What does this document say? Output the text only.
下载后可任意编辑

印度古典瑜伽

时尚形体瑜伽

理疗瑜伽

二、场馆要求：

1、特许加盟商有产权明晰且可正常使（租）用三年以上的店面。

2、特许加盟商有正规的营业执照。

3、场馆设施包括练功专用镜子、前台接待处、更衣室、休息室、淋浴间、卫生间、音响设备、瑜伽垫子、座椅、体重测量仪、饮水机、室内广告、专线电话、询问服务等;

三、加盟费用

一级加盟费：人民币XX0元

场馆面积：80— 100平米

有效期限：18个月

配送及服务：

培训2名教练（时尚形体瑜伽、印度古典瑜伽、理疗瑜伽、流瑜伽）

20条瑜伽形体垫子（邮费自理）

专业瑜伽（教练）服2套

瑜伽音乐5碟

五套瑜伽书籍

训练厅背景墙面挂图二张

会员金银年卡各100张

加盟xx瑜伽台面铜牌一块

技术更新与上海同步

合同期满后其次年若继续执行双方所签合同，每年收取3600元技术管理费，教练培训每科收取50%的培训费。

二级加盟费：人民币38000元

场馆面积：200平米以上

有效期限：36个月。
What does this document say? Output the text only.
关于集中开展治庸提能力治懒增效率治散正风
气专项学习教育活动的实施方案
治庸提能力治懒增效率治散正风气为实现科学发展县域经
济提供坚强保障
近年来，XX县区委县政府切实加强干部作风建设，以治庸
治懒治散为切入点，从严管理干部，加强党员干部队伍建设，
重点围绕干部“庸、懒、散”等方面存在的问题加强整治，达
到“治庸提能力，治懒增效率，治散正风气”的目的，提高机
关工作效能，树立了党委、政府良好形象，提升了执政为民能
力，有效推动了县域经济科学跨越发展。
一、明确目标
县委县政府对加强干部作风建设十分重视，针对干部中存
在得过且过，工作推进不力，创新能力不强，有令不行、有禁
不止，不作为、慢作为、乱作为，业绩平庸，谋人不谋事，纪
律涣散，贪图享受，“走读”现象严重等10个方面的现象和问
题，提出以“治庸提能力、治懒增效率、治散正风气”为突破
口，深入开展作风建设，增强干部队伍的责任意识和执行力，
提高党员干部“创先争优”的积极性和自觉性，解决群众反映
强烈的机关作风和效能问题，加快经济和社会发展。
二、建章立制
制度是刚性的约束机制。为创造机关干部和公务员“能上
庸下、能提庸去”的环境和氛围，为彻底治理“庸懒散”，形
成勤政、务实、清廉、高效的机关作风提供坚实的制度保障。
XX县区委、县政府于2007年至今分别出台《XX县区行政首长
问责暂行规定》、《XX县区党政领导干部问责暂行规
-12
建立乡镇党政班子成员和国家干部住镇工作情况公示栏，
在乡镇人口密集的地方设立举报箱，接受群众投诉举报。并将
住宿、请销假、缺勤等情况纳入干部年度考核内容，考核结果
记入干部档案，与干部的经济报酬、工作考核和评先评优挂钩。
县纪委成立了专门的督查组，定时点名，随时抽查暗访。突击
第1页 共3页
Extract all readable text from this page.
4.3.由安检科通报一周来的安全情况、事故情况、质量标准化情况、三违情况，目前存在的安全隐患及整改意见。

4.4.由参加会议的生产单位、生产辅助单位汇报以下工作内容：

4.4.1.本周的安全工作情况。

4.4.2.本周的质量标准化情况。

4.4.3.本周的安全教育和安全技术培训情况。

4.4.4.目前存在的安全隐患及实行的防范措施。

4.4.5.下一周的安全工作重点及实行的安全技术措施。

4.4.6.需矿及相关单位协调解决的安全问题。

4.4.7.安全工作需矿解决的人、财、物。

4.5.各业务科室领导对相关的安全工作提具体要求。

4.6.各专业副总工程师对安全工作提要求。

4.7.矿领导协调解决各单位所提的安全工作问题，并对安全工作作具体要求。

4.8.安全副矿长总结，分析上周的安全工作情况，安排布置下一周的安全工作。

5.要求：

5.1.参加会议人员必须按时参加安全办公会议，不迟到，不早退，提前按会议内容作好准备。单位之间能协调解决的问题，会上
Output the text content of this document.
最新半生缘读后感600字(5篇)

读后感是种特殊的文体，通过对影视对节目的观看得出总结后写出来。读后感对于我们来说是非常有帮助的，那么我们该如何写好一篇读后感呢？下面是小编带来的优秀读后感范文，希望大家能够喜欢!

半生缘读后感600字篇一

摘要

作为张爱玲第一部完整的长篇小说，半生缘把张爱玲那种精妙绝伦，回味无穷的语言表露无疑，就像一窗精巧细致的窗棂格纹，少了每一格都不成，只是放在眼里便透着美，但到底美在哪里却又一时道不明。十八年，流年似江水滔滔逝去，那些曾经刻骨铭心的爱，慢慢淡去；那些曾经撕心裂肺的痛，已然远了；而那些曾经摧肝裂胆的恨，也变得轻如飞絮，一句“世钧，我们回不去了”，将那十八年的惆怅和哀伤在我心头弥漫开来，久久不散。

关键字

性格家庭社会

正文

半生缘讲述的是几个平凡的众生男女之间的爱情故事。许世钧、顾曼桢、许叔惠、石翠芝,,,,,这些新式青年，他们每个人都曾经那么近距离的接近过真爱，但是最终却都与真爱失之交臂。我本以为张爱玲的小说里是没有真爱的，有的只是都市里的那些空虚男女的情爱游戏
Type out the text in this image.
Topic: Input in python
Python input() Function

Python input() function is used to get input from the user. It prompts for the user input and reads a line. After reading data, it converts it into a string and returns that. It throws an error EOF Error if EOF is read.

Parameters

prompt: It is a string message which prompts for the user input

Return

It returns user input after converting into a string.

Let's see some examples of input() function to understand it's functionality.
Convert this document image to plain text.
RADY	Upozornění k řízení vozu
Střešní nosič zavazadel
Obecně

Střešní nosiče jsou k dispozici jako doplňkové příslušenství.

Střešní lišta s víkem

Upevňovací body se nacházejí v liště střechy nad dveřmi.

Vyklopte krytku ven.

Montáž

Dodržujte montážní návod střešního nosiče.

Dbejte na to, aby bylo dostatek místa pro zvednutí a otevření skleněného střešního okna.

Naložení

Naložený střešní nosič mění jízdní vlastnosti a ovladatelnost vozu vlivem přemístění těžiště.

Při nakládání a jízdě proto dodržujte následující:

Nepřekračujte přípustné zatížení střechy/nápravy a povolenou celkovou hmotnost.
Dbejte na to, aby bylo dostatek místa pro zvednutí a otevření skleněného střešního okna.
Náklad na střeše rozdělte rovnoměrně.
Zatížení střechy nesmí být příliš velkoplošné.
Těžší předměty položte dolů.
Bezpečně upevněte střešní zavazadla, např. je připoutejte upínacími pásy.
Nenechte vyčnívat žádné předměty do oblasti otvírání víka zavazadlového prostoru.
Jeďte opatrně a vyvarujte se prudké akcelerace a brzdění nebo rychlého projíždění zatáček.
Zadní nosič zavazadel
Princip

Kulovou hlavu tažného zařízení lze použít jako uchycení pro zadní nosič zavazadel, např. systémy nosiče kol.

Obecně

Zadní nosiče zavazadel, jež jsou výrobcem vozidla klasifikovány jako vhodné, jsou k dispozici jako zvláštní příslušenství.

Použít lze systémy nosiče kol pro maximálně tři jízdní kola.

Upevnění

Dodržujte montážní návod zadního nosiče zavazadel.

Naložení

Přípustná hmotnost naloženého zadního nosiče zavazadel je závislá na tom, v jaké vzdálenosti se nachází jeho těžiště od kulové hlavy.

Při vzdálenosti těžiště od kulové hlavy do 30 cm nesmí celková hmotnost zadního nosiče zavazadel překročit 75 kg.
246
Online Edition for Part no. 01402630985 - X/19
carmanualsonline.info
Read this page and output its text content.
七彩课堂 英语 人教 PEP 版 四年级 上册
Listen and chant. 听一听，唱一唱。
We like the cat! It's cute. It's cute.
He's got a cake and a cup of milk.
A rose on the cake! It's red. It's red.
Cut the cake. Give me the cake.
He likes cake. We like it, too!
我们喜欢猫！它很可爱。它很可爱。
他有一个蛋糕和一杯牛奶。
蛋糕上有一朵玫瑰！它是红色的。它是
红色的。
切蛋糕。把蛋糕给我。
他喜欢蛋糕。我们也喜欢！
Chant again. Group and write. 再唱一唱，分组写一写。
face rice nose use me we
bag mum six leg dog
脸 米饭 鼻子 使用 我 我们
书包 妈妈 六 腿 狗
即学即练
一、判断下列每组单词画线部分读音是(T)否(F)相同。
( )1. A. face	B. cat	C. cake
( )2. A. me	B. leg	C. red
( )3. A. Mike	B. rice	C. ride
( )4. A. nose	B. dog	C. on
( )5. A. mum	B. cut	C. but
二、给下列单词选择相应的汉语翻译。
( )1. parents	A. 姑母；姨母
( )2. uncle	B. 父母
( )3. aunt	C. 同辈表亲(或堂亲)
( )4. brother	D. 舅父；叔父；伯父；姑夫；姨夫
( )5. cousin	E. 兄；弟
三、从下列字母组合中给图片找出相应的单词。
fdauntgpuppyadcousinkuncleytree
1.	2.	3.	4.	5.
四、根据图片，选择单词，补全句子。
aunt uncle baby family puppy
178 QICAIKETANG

* * * * * * *

◆ STATED EXERCISE
Show all lines in the entries above where the word "印度古典瑜伽" appears.

◆ COMPLETE OUTPUT
印度古典瑜伽
培训2名教练（时尚形体瑜伽、印度古典瑜伽、理疗瑜伽、流瑜伽）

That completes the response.